Problem requirements —
Give only the number of lines in the data that contain the word "time".
-- Start Exercise data --
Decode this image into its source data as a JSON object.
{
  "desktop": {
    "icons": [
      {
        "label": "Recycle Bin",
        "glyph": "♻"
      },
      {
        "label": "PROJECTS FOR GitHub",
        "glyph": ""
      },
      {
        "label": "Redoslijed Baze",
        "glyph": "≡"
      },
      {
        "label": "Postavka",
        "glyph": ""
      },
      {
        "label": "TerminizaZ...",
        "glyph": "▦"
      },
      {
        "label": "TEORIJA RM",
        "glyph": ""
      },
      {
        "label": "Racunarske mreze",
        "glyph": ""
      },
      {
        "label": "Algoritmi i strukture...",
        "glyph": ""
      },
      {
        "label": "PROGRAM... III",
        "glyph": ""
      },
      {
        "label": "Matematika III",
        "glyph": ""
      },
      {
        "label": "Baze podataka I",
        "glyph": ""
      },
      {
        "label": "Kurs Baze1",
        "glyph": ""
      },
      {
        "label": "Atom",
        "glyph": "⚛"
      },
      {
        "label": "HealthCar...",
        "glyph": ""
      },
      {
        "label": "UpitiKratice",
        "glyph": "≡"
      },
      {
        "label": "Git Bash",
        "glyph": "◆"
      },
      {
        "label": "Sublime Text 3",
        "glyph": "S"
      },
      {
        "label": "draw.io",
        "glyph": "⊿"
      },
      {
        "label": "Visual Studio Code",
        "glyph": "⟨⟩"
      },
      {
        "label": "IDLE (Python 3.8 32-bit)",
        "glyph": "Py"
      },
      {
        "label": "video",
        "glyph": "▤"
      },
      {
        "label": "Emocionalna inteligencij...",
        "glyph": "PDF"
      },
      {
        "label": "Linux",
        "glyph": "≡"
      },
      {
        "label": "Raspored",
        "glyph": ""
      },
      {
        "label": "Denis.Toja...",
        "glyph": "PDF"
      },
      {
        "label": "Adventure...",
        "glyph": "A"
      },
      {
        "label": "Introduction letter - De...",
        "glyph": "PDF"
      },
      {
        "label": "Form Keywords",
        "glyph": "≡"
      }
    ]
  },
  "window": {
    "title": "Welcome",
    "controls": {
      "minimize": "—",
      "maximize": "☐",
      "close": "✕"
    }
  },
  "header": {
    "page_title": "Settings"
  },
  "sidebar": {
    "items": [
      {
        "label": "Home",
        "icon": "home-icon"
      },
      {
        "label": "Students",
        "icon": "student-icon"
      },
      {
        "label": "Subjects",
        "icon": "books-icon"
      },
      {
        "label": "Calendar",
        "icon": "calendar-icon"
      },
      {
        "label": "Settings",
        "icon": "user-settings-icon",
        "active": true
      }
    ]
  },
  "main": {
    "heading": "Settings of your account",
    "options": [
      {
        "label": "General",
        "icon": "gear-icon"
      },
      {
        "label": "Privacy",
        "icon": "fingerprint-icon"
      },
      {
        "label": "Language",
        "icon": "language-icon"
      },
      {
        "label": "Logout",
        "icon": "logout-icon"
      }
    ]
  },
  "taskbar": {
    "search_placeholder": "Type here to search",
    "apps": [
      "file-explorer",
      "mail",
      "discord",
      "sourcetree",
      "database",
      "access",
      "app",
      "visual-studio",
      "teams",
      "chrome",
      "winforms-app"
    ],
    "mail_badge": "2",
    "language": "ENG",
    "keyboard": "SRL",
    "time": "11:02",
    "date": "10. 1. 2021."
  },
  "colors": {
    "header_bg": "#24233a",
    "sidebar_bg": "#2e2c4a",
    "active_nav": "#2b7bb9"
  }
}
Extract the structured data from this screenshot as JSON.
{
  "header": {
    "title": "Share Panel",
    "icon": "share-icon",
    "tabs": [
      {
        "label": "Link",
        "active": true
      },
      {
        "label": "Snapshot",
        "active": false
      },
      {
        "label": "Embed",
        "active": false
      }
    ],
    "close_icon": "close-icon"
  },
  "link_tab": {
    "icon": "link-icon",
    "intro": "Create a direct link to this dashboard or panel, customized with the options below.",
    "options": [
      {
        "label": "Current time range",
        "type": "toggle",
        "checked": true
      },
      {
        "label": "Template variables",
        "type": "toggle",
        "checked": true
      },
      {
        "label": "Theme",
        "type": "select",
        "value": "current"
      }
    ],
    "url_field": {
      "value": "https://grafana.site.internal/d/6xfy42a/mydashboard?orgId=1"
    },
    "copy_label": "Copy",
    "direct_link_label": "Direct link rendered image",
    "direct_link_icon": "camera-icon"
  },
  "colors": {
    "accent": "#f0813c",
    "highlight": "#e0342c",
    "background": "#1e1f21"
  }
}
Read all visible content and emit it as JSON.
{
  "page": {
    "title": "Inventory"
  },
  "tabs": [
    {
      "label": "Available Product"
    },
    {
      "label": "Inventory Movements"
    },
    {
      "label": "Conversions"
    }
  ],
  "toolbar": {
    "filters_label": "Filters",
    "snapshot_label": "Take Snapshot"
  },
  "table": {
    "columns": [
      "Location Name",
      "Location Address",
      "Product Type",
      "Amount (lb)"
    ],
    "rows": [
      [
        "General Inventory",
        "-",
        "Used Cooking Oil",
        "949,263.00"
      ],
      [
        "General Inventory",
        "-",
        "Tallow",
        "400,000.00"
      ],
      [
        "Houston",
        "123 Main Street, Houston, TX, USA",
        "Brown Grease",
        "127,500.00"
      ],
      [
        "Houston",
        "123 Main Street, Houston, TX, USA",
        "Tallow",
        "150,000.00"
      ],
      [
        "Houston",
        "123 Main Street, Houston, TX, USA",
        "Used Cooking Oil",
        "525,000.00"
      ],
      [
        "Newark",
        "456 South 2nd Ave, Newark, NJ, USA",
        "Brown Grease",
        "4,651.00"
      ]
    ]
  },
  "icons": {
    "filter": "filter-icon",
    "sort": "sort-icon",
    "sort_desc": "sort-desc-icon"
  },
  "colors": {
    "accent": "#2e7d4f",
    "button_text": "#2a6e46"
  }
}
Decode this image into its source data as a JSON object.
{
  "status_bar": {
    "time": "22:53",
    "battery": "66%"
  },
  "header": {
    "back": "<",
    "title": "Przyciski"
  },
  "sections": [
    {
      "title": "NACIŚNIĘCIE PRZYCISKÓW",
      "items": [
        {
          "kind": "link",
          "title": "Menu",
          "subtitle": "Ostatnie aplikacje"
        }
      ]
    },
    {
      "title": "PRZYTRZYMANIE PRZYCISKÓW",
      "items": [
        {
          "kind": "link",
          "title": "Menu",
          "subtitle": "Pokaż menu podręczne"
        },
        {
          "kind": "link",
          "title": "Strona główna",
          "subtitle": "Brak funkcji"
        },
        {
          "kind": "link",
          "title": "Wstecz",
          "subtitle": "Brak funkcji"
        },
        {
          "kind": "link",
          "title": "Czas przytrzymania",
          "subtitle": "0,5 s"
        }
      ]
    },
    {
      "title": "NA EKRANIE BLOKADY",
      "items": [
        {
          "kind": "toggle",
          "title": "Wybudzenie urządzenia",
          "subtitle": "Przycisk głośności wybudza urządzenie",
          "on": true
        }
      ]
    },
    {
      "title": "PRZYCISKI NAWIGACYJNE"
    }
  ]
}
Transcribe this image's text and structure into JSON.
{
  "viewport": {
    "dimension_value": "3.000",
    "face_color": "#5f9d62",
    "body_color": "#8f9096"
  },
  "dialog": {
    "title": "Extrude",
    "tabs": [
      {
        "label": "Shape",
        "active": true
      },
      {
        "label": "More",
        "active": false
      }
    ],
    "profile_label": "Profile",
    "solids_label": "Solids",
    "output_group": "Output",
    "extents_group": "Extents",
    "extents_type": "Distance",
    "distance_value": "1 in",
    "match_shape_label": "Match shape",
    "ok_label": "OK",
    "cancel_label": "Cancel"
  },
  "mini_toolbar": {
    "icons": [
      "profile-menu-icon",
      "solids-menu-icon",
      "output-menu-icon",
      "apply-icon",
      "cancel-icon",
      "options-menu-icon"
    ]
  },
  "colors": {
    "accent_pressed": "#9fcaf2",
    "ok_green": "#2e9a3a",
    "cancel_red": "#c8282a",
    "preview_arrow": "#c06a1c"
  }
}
-- End Exercise data --
Problem solution —
3